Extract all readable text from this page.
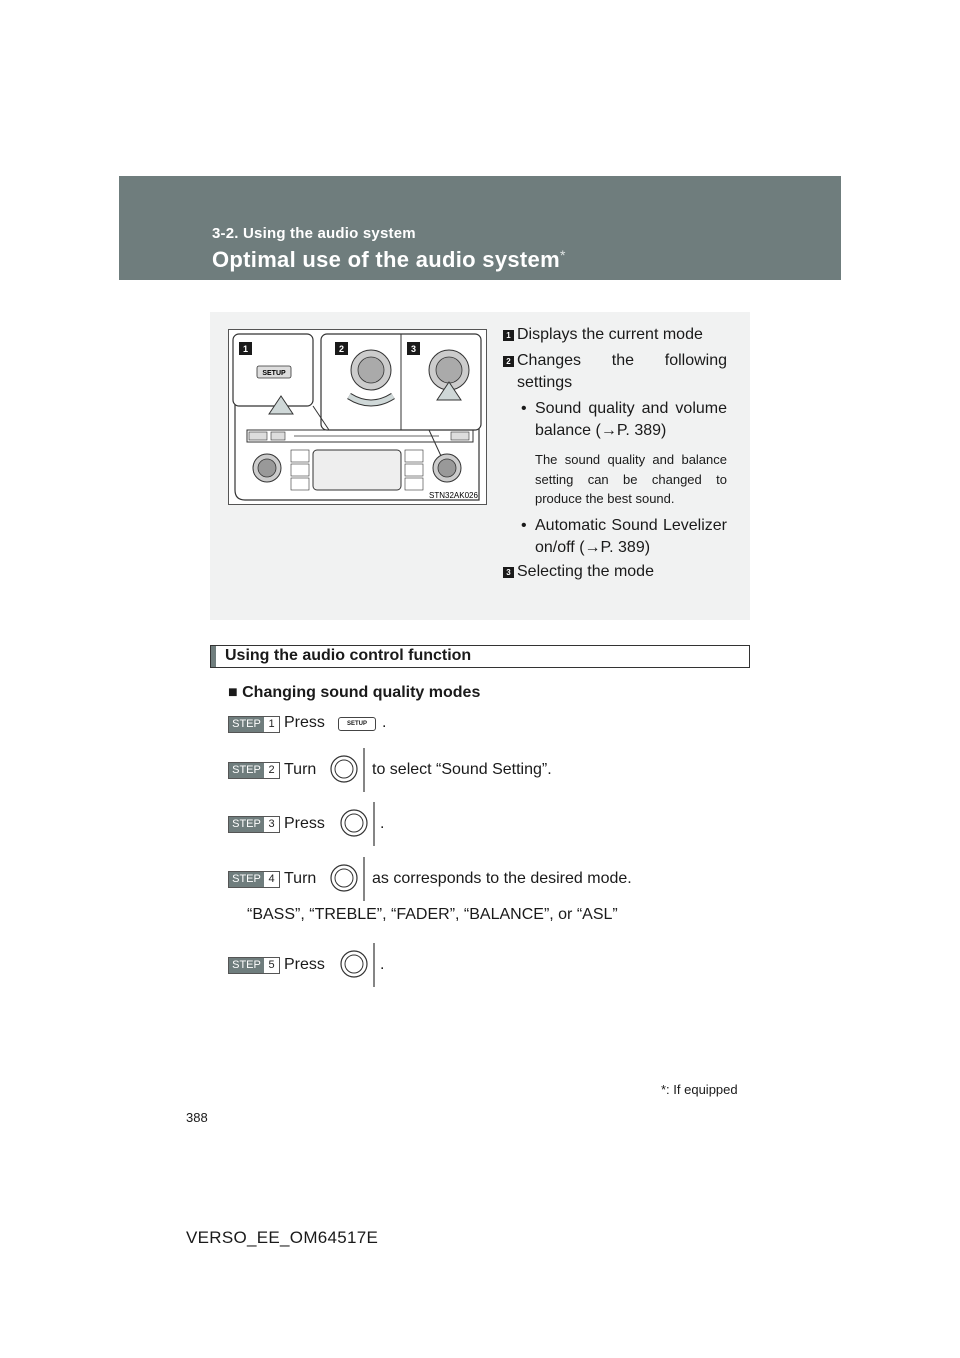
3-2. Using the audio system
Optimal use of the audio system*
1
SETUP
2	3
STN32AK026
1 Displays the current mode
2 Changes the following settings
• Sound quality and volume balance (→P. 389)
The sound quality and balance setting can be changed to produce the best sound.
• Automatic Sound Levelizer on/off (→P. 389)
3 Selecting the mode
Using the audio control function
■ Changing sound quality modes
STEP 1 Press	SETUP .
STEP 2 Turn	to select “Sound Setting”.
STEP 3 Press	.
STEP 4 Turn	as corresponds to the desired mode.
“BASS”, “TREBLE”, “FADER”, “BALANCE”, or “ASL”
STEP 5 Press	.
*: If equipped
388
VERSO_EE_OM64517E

* * *

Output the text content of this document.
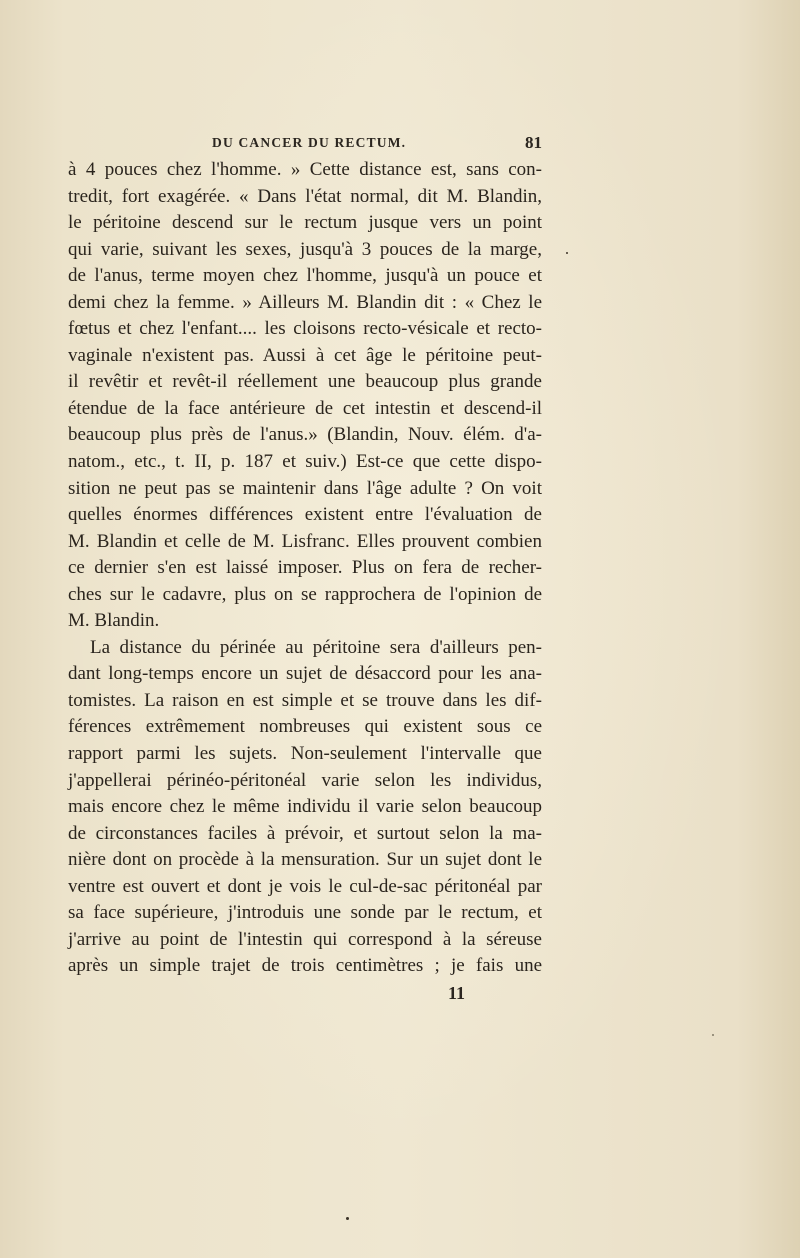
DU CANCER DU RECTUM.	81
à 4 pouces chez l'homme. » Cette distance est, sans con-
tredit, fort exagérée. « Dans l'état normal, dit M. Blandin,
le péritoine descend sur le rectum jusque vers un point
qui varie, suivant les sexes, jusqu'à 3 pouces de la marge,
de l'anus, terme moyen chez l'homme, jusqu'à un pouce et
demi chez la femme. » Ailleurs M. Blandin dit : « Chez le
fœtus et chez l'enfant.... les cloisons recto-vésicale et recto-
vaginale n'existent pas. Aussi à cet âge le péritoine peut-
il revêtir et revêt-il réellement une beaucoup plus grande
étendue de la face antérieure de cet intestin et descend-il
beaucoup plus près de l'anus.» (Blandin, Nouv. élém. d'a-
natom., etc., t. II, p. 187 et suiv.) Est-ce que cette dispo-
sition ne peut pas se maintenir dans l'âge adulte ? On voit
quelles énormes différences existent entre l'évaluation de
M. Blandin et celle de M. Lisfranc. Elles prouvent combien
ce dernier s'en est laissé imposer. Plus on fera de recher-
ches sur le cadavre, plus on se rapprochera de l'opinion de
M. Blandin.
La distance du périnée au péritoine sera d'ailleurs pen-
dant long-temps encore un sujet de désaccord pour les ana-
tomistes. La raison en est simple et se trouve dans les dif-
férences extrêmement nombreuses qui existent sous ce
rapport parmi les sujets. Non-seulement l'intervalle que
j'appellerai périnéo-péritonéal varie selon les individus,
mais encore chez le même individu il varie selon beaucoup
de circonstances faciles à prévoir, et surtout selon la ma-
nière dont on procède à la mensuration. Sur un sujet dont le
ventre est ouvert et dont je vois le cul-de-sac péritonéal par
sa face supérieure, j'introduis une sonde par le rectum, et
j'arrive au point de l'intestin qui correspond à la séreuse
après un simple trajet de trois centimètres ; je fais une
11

== TASK OBJECTIVE ==
Report the number of lines in the listing where the string "intestin" appears, and nothing besides.

== FINAL ANSWER ==
2